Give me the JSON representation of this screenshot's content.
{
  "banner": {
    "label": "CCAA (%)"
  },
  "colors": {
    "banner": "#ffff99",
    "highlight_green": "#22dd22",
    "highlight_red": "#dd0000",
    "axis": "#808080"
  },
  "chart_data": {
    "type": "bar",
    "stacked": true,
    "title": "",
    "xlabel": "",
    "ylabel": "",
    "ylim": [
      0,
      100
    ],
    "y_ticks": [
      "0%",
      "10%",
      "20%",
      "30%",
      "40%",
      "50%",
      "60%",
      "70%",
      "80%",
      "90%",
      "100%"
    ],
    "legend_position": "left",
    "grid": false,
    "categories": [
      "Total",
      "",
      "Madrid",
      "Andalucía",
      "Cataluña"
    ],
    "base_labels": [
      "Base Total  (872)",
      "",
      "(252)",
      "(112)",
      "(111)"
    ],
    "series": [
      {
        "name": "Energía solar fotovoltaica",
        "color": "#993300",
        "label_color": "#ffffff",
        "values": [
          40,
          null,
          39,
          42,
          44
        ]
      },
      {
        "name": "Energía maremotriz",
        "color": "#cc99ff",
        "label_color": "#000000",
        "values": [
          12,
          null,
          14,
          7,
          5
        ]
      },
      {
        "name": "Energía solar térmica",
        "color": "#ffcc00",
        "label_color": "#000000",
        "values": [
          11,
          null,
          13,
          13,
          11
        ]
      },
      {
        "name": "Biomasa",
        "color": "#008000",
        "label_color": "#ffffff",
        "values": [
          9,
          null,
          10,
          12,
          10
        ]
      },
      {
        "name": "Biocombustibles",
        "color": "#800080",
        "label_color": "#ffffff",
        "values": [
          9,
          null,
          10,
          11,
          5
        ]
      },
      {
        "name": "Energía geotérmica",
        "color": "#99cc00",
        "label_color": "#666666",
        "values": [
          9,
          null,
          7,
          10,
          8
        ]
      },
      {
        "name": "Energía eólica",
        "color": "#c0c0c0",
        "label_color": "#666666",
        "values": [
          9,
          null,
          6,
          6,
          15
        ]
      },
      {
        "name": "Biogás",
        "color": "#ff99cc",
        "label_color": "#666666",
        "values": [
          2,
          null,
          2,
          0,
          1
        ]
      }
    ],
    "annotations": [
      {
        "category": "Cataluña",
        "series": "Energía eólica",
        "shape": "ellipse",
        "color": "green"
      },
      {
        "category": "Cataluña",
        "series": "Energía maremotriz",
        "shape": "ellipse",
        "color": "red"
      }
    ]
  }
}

-- -- --

◆ Your objective: From the records above, pull out every line containing the word "solar".

◆ Written solution:
        "name": "Energía solar fotovoltaica",
        "name": "Energía solar térmica",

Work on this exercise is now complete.